Required task
Every line that holds the string "Count" is to be identified and copied.

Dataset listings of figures
------------------------------------

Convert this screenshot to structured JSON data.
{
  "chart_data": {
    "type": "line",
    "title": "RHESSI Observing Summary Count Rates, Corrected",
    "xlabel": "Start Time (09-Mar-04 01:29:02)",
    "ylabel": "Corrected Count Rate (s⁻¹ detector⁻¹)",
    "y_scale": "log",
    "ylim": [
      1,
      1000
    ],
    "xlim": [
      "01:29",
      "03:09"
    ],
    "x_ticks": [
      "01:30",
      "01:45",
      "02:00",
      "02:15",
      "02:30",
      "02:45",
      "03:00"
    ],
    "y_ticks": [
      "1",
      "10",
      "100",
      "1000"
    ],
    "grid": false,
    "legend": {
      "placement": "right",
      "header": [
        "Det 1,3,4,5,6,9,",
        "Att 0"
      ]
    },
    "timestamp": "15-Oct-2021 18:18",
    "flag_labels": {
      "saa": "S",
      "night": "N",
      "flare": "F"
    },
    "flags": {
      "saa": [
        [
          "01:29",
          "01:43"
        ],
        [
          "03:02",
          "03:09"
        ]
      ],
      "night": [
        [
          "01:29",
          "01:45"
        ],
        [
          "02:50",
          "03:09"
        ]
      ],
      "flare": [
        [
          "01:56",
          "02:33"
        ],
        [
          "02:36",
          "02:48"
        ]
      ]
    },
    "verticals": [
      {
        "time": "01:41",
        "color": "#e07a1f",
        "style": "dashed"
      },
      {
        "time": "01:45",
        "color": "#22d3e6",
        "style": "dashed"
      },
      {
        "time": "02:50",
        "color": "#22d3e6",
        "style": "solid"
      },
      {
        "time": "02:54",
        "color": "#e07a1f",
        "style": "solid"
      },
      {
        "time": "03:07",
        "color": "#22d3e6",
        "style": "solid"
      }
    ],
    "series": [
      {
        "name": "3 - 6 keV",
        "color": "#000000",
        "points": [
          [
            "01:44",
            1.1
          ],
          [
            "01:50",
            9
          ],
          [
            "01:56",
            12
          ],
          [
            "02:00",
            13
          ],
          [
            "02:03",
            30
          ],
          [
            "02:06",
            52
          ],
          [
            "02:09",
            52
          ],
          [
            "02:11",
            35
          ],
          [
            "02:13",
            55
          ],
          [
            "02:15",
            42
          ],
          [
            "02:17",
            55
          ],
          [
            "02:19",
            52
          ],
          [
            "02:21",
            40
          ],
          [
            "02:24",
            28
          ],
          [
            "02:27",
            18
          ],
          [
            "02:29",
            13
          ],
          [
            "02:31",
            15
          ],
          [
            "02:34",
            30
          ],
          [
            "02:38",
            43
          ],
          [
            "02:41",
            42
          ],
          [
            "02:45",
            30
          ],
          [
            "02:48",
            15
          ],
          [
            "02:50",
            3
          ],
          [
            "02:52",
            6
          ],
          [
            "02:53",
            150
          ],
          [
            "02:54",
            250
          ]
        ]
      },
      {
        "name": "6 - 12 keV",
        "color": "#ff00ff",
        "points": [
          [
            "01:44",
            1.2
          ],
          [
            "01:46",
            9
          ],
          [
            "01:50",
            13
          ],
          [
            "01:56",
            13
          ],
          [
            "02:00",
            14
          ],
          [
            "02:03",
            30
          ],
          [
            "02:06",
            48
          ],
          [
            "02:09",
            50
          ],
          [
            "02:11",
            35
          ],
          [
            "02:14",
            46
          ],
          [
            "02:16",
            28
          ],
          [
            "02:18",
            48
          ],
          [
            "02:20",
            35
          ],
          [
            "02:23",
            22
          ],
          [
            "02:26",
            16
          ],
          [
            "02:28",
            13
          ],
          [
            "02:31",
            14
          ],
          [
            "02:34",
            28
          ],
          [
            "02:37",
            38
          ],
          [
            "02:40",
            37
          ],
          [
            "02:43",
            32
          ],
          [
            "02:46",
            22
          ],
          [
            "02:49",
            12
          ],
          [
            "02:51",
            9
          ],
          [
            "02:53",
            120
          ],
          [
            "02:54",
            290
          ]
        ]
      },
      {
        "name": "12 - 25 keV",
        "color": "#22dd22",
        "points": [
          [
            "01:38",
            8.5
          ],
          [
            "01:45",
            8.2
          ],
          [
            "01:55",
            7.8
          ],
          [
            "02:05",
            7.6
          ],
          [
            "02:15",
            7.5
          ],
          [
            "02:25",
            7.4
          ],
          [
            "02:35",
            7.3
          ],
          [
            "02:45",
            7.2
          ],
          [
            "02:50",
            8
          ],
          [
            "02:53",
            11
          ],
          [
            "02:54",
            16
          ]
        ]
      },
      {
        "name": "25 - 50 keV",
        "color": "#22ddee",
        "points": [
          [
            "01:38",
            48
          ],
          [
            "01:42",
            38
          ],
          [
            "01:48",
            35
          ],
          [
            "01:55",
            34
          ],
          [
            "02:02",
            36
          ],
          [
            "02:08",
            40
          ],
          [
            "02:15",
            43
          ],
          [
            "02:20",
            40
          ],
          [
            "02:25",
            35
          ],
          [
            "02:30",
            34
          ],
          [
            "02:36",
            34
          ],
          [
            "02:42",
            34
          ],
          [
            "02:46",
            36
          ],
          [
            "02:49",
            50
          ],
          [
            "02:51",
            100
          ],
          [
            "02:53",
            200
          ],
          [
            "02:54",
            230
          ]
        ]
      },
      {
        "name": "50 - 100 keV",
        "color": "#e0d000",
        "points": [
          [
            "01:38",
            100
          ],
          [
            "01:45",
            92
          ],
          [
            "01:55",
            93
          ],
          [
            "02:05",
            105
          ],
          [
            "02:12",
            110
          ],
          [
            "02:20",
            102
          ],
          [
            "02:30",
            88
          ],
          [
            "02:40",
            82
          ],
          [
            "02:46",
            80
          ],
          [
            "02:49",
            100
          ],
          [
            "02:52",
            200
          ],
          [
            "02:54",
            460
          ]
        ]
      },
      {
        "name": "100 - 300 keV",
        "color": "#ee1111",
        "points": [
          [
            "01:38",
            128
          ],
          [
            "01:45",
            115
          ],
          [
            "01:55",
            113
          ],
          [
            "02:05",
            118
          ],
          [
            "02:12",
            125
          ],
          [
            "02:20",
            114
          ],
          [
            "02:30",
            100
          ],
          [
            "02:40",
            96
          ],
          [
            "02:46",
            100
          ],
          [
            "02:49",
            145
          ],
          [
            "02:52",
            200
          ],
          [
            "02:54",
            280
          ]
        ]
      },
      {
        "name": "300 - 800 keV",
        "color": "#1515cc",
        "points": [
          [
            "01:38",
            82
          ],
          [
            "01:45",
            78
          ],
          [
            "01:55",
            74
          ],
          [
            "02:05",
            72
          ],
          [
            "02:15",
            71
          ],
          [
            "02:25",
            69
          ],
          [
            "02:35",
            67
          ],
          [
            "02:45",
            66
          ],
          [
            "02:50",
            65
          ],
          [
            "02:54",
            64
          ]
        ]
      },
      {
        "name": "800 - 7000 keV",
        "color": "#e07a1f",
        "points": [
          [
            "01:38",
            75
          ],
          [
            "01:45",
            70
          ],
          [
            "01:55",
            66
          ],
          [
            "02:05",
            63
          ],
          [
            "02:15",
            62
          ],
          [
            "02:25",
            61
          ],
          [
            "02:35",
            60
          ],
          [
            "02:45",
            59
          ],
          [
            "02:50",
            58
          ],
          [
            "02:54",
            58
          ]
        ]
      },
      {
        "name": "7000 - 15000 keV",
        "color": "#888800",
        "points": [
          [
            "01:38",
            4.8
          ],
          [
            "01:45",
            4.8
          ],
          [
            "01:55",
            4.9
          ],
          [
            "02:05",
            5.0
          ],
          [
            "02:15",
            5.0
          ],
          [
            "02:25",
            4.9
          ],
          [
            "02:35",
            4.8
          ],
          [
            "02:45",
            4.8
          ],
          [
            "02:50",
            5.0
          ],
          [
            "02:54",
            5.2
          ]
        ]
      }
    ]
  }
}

------------------------------------

Complete answer
    "title": "RHESSI Observing Summary Count Rates, Corrected",
    "ylabel": "Corrected Count Rate (s⁻¹ detector⁻¹)",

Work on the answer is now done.